The line containing "Read this page and output its text content." marks the start; return it and every line after it in the listing below, exactly, through the last.

----- RECORDS FOR THE TASK

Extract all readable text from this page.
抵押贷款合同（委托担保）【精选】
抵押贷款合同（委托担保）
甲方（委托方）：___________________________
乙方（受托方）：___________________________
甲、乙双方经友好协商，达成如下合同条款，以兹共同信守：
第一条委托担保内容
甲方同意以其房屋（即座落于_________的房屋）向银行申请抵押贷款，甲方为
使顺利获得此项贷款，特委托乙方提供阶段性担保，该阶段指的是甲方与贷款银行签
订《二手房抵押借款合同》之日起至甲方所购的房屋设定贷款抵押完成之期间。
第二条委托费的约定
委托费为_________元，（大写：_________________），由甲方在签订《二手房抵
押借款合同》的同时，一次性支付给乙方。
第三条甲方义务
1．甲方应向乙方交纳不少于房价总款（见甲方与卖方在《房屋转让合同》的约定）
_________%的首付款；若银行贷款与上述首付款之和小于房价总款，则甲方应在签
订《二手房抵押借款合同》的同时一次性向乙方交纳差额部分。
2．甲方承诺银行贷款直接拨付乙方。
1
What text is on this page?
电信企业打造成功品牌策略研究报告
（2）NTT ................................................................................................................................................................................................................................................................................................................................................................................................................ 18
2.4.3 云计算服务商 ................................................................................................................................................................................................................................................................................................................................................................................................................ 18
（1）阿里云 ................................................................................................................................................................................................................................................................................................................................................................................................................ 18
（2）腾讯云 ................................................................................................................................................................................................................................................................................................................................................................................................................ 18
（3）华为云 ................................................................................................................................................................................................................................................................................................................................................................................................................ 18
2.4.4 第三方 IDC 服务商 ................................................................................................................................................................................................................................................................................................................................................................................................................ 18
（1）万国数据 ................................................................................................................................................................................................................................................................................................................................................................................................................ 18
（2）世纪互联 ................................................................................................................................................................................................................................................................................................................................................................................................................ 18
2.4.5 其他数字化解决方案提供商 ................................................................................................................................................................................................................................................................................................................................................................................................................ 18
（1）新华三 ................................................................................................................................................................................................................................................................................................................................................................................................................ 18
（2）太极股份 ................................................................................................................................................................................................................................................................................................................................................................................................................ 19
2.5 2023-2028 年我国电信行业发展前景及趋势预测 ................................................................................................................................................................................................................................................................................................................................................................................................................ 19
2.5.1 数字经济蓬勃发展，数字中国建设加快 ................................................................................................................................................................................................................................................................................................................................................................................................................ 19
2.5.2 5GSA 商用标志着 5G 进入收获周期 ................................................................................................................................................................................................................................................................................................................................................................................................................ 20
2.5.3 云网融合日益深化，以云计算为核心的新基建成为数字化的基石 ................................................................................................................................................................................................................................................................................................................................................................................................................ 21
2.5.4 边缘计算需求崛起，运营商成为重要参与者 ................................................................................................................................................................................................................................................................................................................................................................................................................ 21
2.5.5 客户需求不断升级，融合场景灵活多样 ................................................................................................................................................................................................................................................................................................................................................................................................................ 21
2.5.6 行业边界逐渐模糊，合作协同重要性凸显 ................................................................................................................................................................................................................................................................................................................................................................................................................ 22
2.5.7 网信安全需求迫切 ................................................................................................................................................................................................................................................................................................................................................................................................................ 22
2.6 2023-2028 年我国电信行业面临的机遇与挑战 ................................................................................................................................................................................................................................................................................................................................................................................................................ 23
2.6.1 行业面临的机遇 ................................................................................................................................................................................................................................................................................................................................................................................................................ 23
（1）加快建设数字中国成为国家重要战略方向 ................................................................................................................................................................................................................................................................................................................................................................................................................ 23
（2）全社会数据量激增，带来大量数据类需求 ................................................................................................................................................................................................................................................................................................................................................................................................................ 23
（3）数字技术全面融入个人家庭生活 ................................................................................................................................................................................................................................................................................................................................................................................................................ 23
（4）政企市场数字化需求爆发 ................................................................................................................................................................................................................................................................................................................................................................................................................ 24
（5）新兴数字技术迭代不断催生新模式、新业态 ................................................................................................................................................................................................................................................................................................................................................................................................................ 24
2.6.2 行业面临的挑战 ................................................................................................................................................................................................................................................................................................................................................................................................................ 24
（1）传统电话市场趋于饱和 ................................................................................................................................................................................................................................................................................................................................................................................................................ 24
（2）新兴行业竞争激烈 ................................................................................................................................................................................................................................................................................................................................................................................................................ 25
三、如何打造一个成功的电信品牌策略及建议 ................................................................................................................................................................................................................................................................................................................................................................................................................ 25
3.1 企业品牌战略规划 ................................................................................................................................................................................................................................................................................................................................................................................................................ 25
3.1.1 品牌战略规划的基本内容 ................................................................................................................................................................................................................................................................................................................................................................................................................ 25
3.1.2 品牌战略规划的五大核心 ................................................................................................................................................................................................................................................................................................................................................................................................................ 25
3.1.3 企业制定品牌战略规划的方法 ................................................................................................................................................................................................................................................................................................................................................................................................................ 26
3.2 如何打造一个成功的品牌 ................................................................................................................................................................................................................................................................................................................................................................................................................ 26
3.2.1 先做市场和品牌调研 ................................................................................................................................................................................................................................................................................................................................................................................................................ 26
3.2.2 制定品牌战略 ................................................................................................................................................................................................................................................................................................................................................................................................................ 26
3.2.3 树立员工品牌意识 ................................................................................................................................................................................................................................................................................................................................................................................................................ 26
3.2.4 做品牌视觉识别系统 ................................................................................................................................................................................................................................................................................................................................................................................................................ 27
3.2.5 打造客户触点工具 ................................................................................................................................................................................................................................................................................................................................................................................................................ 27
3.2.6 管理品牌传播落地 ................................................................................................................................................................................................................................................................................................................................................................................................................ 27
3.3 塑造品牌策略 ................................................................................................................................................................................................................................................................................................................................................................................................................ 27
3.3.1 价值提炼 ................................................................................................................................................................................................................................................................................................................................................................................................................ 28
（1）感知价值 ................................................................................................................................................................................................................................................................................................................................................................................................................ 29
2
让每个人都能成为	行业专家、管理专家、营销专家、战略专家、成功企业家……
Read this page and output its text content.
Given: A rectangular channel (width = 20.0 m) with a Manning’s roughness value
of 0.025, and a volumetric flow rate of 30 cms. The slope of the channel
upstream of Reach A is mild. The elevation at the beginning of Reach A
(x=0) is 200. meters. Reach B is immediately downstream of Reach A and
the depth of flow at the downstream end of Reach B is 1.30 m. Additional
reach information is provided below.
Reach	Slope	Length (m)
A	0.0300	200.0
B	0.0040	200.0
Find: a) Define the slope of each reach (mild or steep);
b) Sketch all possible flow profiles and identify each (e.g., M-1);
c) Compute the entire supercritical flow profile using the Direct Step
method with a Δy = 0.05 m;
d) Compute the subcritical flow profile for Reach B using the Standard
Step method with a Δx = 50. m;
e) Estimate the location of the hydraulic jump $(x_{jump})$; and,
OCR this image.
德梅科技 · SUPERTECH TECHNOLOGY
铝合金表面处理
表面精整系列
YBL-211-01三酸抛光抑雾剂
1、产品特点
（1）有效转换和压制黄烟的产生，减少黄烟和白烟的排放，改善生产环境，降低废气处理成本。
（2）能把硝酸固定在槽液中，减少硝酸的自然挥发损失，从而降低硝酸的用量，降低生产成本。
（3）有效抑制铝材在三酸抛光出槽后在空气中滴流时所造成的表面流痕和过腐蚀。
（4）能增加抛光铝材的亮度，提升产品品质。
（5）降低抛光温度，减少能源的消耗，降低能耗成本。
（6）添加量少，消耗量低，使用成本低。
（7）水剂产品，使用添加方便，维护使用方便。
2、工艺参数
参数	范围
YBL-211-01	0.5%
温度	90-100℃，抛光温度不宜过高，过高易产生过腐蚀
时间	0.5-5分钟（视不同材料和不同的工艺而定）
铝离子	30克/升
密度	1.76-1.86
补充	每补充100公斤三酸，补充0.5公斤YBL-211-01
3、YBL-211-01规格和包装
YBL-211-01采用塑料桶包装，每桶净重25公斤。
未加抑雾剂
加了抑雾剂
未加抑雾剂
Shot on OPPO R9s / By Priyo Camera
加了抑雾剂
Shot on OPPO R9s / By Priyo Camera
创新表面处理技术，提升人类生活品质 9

----------

PROBLEM SOLUTION ▸
Read this page and output its text content.
Given: A rectangular channel (width = 20.0 m) with a Manning’s roughness value
of 0.025, and a volumetric flow rate of 30 cms. The slope of the channel
upstream of Reach A is mild. The elevation at the beginning of Reach A
(x=0) is 200. meters. Reach B is immediately downstream of Reach A and
the depth of flow at the downstream end of Reach B is 1.30 m. Additional
reach information is provided below.
Reach	Slope	Length (m)
A	0.0300	200.0
B	0.0040	200.0
Find: a) Define the slope of each reach (mild or steep);
b) Sketch all possible flow profiles and identify each (e.g., M-1);
c) Compute the entire supercritical flow profile using the Direct Step
method with a Δy = 0.05 m;
d) Compute the subcritical flow profile for Reach B using the Standard
Step method with a Δx = 50. m;
e) Estimate the location of the hydraulic jump $(x_{jump})$; and,
OCR this image.
德梅科技 · SUPERTECH TECHNOLOGY
铝合金表面处理
表面精整系列
YBL-211-01三酸抛光抑雾剂
1、产品特点
（1）有效转换和压制黄烟的产生，减少黄烟和白烟的排放，改善生产环境，降低废气处理成本。
（2）能把硝酸固定在槽液中，减少硝酸的自然挥发损失，从而降低硝酸的用量，降低生产成本。
（3）有效抑制铝材在三酸抛光出槽后在空气中滴流时所造成的表面流痕和过腐蚀。
（4）能增加抛光铝材的亮度，提升产品品质。
（5）降低抛光温度，减少能源的消耗，降低能耗成本。
（6）添加量少，消耗量低，使用成本低。
（7）水剂产品，使用添加方便，维护使用方便。
2、工艺参数
参数	范围
YBL-211-01	0.5%
温度	90-100℃，抛光温度不宜过高，过高易产生过腐蚀
时间	0.5-5分钟（视不同材料和不同的工艺而定）
铝离子	30克/升
密度	1.76-1.86
补充	每补充100公斤三酸，补充0.5公斤YBL-211-01
3、YBL-211-01规格和包装
YBL-211-01采用塑料桶包装，每桶净重25公斤。
未加抑雾剂
加了抑雾剂
未加抑雾剂
Shot on OPPO R9s / By Priyo Camera
加了抑雾剂
Shot on OPPO R9s / By Priyo Camera
创新表面处理技术，提升人类生活品质 9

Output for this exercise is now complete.